→ **Goal**
Reproduce the rows below word for word, from the start of the rows through the line that contains "40, 349, 55]", including that line.

→ **Available data**

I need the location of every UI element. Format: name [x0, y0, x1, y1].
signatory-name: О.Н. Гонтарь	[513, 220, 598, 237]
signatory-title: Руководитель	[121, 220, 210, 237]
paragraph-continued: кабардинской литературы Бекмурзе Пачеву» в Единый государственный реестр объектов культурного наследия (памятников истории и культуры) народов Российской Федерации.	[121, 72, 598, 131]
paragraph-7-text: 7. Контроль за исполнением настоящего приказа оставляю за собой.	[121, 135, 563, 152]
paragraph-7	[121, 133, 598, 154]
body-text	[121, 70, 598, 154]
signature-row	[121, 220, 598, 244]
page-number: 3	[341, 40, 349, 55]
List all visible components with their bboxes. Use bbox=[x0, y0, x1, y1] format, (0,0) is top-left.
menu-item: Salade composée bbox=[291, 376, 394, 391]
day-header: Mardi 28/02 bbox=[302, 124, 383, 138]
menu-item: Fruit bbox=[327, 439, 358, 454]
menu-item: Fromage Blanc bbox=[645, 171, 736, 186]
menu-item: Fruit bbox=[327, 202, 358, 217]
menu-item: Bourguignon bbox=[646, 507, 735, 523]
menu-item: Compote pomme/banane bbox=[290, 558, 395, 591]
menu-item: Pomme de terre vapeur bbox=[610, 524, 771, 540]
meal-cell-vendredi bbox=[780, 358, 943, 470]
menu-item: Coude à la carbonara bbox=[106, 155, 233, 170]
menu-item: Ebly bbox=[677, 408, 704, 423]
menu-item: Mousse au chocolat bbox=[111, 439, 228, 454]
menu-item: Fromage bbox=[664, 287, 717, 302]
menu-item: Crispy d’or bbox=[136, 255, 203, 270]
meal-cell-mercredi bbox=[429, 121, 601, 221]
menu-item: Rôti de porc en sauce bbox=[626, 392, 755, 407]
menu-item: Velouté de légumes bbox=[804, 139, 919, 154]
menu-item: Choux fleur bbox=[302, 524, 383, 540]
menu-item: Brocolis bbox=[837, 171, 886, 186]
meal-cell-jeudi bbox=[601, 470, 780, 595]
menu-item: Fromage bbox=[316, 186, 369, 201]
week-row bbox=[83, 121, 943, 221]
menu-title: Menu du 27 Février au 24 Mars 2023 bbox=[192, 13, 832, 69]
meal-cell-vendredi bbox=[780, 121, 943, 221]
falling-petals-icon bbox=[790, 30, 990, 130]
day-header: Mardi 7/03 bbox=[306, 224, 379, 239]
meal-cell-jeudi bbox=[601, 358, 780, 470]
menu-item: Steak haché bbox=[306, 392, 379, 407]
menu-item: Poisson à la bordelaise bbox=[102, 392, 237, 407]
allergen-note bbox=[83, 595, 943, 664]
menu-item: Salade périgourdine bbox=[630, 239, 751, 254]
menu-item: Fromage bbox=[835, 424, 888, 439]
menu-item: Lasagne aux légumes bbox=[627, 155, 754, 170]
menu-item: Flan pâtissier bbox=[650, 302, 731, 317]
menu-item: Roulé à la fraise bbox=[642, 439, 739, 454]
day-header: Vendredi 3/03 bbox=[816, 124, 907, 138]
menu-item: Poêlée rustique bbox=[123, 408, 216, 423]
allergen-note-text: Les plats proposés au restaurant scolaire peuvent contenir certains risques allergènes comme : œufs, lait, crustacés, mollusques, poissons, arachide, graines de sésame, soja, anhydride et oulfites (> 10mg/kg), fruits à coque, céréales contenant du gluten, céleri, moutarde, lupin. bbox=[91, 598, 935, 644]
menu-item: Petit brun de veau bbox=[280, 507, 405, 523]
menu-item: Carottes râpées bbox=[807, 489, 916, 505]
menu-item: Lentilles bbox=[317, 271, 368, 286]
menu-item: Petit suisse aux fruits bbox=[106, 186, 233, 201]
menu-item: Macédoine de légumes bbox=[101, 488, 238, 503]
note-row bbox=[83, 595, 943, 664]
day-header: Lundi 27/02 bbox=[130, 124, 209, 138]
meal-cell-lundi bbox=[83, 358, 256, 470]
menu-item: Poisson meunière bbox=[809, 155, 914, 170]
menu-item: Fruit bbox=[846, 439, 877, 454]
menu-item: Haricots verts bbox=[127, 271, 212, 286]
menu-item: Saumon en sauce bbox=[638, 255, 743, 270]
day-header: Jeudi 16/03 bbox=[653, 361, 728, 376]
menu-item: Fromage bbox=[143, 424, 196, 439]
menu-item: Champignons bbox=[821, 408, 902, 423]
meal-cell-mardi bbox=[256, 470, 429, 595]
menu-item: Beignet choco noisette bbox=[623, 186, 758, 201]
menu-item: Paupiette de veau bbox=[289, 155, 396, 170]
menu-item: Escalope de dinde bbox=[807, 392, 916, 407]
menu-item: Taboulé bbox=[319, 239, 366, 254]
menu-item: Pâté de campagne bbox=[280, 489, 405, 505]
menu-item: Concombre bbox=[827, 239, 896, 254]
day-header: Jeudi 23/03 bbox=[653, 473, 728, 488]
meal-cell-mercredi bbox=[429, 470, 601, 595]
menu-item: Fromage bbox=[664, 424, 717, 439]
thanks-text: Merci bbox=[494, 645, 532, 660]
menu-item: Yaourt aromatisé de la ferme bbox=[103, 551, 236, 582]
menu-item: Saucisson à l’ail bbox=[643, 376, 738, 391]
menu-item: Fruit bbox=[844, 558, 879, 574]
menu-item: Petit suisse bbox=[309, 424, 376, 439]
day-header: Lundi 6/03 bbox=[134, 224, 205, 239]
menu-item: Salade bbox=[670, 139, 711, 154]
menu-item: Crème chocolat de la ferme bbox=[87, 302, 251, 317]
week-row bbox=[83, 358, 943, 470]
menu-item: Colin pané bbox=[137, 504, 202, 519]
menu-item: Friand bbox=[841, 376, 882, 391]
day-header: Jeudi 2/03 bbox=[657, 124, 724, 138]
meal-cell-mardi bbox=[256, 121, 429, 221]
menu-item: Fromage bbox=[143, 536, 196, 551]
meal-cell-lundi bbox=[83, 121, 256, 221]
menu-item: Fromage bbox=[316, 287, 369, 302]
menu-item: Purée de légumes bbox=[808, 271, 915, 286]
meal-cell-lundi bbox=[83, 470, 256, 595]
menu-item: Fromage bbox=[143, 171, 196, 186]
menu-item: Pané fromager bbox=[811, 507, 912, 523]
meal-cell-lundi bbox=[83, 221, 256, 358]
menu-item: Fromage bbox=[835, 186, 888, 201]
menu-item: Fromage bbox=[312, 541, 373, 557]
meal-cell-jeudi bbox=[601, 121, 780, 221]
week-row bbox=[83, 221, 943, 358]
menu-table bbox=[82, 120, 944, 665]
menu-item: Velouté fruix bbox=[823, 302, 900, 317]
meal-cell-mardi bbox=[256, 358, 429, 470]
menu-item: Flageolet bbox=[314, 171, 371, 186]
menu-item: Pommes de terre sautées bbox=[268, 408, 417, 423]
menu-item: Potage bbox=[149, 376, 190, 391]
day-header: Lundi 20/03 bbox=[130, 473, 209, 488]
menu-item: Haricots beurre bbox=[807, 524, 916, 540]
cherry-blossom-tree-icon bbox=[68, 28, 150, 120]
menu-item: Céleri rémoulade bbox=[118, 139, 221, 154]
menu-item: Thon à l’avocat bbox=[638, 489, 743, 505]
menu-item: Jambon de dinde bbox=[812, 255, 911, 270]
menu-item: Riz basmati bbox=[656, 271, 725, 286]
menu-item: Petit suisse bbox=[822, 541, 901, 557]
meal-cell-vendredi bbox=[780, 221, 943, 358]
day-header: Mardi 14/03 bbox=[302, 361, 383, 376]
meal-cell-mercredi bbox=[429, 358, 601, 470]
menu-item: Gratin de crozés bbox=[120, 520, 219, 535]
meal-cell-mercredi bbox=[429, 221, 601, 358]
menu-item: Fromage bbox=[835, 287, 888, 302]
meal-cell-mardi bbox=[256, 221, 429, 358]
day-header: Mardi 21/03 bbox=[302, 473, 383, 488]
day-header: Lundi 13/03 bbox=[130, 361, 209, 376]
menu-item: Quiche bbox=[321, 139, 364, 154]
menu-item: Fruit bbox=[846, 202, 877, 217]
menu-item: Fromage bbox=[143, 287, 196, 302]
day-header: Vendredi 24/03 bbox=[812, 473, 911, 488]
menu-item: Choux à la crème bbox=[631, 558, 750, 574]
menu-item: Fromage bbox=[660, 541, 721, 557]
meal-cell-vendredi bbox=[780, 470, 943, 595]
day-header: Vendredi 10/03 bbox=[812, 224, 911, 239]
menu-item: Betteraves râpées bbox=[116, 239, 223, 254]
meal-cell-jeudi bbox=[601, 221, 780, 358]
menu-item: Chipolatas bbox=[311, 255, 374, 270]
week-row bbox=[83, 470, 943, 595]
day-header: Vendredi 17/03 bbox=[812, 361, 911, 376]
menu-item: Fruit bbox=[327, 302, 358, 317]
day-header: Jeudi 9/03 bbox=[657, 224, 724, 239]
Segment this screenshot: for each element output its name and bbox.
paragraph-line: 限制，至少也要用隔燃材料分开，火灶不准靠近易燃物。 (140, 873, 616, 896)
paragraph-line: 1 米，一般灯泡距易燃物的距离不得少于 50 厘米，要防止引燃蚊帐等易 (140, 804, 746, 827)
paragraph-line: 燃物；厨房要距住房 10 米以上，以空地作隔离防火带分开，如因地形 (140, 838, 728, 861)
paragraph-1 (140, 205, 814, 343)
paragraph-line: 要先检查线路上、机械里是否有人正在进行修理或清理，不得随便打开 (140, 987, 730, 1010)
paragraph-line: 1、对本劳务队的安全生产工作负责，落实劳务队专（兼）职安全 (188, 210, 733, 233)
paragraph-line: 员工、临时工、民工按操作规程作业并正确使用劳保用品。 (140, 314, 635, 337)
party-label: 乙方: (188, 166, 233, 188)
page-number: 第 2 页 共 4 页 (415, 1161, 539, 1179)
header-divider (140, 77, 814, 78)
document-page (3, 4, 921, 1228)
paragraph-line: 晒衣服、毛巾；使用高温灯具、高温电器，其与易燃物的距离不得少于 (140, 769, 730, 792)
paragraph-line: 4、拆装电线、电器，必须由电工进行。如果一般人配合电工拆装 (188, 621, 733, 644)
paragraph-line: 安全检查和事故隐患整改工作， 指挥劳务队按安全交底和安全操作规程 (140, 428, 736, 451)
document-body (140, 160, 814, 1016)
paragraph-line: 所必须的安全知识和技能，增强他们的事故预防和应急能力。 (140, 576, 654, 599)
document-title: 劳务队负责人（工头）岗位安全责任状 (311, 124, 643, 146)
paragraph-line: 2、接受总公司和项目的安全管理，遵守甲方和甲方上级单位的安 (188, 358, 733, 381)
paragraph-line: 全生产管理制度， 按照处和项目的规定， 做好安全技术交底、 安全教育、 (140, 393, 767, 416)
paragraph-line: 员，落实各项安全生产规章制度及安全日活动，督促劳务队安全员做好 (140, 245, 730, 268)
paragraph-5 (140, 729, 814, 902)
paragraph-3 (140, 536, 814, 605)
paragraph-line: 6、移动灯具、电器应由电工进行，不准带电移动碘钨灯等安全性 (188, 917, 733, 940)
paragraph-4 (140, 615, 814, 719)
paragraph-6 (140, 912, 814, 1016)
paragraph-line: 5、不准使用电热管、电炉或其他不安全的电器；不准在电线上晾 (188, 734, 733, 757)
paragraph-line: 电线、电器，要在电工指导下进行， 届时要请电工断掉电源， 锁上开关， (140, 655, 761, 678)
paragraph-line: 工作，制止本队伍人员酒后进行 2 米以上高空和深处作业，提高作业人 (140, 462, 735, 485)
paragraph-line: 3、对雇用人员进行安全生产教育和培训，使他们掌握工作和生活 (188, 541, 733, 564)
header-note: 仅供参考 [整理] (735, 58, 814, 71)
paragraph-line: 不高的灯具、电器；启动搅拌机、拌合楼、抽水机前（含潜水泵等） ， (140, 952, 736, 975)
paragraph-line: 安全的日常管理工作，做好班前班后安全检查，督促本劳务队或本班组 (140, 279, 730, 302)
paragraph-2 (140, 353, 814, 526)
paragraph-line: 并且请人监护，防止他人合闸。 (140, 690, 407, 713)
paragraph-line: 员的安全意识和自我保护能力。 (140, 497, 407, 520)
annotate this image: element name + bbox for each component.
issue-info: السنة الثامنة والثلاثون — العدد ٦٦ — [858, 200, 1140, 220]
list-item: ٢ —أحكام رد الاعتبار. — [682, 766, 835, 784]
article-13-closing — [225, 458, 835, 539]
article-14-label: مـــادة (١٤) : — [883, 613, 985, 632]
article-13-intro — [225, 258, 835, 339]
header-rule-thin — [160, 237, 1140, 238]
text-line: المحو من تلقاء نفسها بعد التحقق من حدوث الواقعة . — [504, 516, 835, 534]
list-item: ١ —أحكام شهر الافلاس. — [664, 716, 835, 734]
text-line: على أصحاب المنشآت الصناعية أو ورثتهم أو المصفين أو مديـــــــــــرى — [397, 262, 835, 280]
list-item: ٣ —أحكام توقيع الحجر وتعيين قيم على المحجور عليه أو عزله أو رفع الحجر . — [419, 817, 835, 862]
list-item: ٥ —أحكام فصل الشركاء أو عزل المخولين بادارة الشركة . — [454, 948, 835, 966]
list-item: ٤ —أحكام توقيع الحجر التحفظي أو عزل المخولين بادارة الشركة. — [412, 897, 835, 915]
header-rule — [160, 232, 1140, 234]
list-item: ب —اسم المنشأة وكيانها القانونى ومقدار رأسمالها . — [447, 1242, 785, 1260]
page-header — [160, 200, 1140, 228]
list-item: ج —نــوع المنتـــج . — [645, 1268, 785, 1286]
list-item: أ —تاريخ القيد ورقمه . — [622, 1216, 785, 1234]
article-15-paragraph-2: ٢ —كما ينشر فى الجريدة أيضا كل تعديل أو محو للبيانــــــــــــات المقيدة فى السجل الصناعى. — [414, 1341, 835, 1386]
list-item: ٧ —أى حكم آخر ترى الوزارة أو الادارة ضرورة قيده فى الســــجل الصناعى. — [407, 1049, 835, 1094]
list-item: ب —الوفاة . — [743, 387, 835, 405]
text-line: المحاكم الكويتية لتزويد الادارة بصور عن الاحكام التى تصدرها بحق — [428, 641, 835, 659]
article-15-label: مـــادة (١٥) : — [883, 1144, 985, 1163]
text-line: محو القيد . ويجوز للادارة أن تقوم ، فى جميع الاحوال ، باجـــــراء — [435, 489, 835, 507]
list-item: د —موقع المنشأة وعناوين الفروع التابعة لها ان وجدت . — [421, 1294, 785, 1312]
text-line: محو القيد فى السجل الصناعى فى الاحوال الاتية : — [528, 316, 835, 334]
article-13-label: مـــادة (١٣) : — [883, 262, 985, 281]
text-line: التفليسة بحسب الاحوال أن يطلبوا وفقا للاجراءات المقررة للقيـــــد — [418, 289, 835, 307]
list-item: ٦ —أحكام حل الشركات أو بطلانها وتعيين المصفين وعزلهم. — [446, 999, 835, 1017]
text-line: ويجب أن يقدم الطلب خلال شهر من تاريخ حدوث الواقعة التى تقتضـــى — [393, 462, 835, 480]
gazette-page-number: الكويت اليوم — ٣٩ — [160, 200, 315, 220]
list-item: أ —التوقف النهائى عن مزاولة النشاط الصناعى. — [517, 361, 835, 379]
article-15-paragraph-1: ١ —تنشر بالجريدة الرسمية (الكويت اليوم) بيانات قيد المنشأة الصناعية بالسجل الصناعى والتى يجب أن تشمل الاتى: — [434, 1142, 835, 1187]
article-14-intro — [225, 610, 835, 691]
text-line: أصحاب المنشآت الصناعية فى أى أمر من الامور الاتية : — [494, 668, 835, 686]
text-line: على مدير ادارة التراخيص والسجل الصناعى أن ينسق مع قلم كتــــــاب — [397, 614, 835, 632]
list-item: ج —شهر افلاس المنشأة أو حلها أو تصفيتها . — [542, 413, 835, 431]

→ **Exercise answer**
I need the location of every UI element. Format: name [x0, y0, x1, y1].
signatory-name: О.Н. Гонтарь	[513, 220, 598, 237]
signatory-title: Руководитель	[121, 220, 210, 237]
paragraph-continued: кабардинской литературы Бекмурзе Пачеву» в Единый государственный реестр объектов культурного наследия (памятников истории и культуры) народов Российской Федерации.	[121, 72, 598, 131]
paragraph-7-text: 7. Контроль за исполнением настоящего приказа оставляю за собой.	[121, 135, 563, 152]
paragraph-7	[121, 133, 598, 154]
body-text	[121, 70, 598, 154]
signature-row	[121, 220, 598, 244]
page-number: 3	[341, 40, 349, 55]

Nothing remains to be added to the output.